======== ROWS

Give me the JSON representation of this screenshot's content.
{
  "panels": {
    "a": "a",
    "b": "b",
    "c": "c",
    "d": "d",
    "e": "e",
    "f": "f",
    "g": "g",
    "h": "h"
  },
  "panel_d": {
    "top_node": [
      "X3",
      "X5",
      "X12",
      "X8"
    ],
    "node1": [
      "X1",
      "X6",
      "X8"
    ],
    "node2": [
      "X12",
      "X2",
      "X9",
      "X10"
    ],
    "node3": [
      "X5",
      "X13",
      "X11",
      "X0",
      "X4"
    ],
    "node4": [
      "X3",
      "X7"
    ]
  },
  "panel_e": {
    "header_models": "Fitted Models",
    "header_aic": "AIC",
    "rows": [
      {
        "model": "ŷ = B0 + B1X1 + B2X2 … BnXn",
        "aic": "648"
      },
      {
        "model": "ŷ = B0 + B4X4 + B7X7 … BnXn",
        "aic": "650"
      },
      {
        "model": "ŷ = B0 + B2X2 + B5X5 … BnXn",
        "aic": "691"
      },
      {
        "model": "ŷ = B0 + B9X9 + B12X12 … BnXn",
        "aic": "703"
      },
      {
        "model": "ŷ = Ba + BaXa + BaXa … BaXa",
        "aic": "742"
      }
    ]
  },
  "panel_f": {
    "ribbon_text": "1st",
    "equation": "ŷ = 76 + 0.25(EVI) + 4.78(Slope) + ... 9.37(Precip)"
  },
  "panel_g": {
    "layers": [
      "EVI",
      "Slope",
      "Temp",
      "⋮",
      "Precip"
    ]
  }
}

================

§ YOUR INSTRUCTIONS
Gather up every line from the listing above in which the word "Slope" occurs.

§ RESULT OF THIS EXERCISE
    "equation": "ŷ = 76 + 0.25(EVI) + 4.78(Slope) + ... 9.37(Precip)"
      "Slope",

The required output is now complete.